Copy out each line that includes the word "annex".

———

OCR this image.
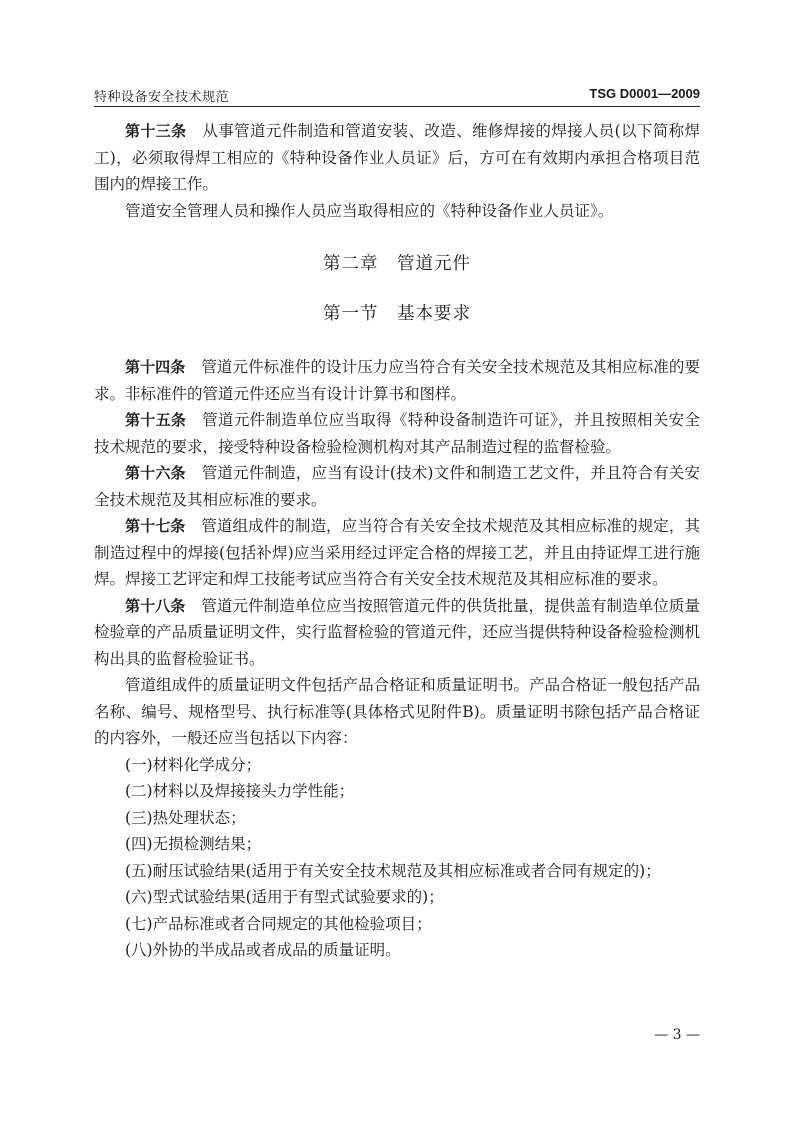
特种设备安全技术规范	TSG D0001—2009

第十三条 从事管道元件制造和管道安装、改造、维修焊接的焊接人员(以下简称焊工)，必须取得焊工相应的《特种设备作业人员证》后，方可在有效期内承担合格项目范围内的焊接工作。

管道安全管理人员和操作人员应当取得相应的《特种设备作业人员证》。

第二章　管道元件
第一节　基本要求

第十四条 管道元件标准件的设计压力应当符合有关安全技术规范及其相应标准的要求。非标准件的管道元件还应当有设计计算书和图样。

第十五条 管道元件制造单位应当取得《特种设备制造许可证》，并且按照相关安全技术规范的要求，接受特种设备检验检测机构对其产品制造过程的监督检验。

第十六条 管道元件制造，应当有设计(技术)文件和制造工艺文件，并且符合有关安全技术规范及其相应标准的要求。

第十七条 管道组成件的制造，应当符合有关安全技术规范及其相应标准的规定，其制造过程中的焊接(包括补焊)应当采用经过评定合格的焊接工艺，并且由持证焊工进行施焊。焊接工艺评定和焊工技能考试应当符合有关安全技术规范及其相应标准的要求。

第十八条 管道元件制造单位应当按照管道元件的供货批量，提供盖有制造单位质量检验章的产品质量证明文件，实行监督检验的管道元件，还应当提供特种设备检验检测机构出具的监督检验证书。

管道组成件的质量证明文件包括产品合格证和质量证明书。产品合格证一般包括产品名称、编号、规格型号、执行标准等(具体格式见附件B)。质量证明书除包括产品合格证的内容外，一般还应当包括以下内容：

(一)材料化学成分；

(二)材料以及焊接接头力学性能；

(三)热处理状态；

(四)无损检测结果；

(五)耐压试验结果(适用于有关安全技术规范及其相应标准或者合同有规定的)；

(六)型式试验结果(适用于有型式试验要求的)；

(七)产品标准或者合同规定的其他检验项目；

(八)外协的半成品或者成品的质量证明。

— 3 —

———

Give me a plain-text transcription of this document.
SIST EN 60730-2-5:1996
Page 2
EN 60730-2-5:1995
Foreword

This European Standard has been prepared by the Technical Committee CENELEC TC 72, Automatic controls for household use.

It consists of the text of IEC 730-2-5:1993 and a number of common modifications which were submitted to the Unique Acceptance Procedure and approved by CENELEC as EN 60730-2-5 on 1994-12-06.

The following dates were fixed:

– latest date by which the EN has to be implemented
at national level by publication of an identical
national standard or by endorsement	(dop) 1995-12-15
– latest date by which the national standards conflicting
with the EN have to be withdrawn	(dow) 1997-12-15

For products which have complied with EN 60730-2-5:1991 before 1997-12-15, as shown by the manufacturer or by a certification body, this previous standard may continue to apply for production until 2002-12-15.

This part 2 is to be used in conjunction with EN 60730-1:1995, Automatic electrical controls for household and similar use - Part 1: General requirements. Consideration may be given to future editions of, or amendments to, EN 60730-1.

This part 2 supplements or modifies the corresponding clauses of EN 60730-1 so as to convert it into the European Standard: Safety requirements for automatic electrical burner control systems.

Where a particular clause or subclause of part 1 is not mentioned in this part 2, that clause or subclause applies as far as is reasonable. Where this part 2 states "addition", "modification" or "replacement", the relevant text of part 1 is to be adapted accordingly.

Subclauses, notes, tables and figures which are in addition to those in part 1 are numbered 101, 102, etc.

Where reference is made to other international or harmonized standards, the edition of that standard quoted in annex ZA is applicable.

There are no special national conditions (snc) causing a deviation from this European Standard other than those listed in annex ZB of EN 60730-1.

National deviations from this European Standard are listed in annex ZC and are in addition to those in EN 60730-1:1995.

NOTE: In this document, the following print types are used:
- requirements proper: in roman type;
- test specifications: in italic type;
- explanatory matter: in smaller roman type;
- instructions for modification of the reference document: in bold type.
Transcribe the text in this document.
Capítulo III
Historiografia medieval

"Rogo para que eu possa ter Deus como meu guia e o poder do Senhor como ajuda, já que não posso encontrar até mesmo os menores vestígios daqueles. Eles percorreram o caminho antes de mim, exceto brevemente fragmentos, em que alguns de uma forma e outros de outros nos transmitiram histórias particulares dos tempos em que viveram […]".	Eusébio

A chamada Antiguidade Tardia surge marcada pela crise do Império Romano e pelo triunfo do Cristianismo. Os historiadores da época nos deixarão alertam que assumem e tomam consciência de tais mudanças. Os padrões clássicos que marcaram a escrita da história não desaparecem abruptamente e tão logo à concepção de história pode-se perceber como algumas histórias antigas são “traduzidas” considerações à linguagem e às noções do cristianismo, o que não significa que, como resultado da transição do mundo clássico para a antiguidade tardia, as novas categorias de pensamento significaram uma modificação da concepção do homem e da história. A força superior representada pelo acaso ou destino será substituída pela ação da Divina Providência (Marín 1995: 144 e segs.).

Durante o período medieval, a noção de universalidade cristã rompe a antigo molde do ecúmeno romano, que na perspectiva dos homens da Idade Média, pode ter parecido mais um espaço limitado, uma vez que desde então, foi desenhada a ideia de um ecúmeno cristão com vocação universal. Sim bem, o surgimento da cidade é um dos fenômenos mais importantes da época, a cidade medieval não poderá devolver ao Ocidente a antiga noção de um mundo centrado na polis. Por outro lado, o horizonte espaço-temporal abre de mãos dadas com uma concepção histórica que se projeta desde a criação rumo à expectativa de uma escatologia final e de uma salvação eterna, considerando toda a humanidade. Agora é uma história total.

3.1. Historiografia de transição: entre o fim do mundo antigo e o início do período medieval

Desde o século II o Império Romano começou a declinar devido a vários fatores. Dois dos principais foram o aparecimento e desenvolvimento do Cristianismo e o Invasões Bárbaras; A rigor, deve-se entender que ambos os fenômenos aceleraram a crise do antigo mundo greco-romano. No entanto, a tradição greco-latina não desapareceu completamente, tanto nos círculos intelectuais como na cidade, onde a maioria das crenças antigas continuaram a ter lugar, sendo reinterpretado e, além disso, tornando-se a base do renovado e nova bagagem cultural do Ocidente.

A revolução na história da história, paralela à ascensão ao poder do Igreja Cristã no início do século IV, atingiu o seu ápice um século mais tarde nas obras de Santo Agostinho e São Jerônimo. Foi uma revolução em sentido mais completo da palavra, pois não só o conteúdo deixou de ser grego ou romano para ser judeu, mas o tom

———

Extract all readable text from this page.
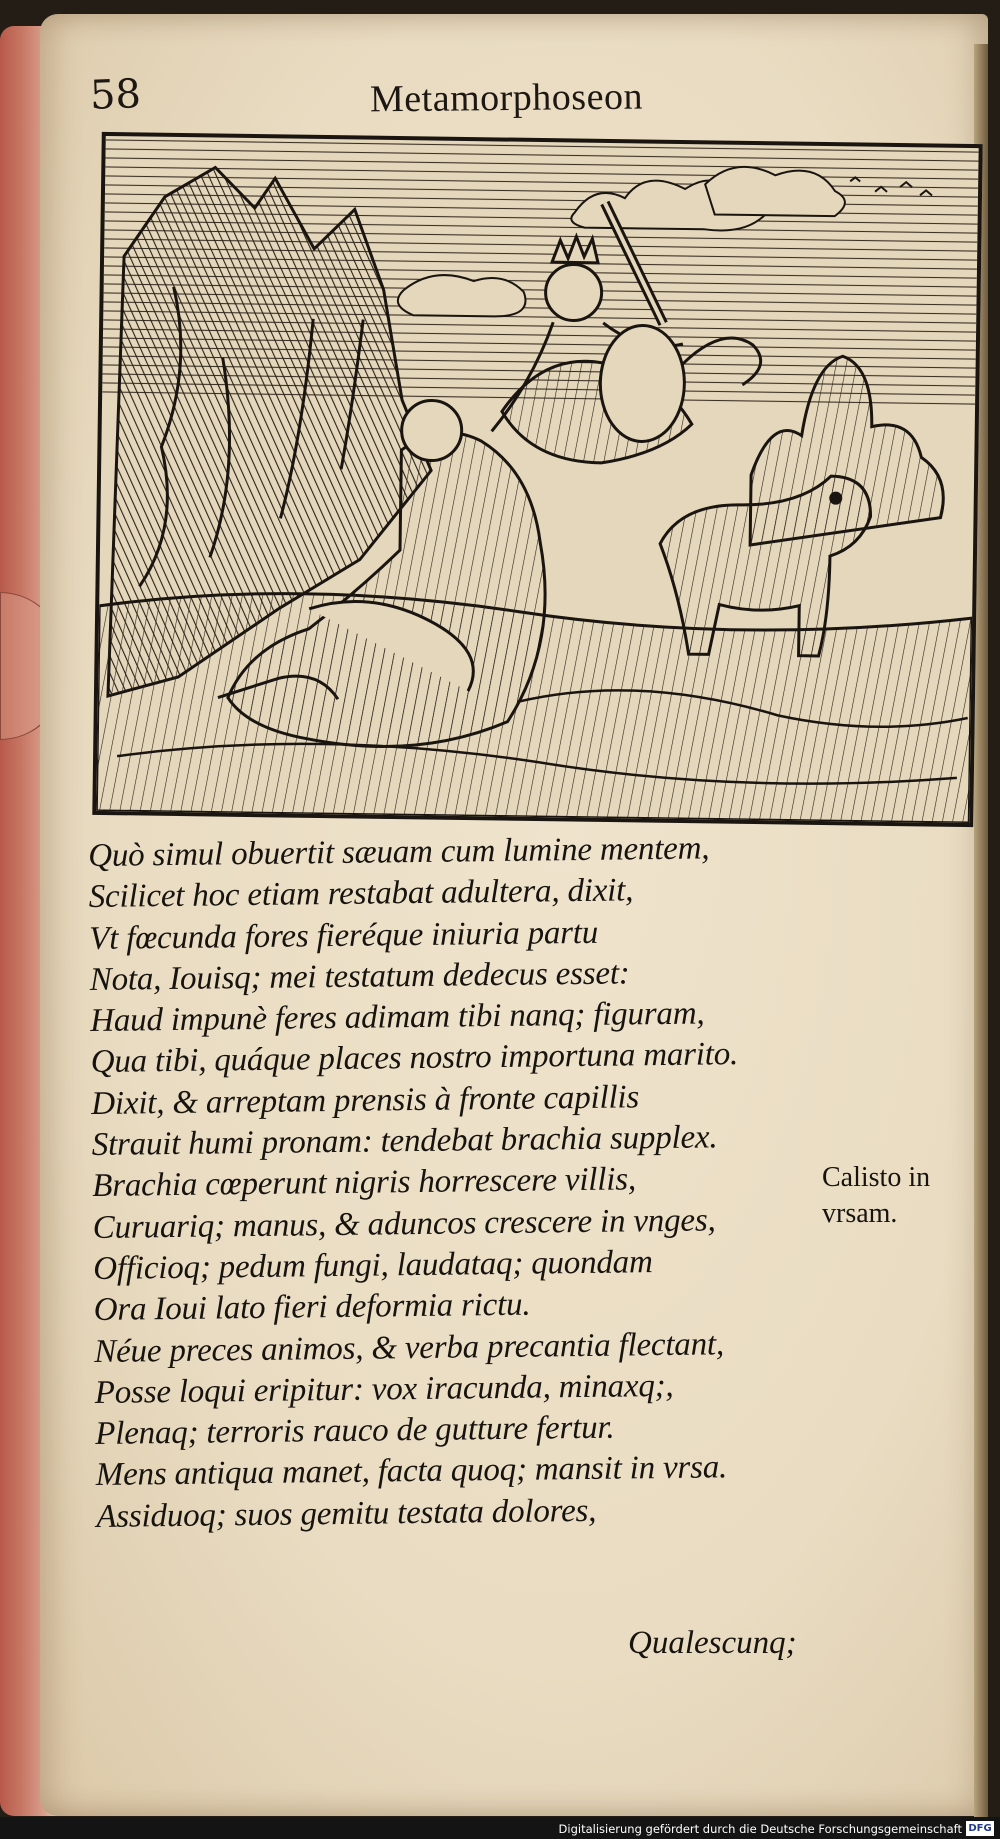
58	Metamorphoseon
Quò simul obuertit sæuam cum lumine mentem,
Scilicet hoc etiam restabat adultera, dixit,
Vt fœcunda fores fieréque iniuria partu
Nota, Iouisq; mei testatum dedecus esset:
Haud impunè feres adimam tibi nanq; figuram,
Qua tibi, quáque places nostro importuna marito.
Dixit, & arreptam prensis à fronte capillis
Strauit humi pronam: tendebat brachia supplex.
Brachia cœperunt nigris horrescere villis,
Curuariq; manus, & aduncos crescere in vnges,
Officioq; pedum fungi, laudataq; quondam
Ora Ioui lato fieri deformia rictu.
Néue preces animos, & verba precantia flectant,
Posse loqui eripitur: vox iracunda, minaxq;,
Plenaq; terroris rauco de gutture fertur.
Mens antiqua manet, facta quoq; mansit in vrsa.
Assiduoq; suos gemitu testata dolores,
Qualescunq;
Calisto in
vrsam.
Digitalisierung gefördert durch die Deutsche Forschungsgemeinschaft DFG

———

- _Completed exercise_
Where reference is made to other international or harmonized standards, the edition of that standard quoted in annex ZA is applicable.
There are no special national conditions (snc) causing a deviation from this European Standard other than those listed in annex ZB of EN 60730-1.
National deviations from this European Standard are listed in annex ZC and are in addition to those in EN 60730-1:1995.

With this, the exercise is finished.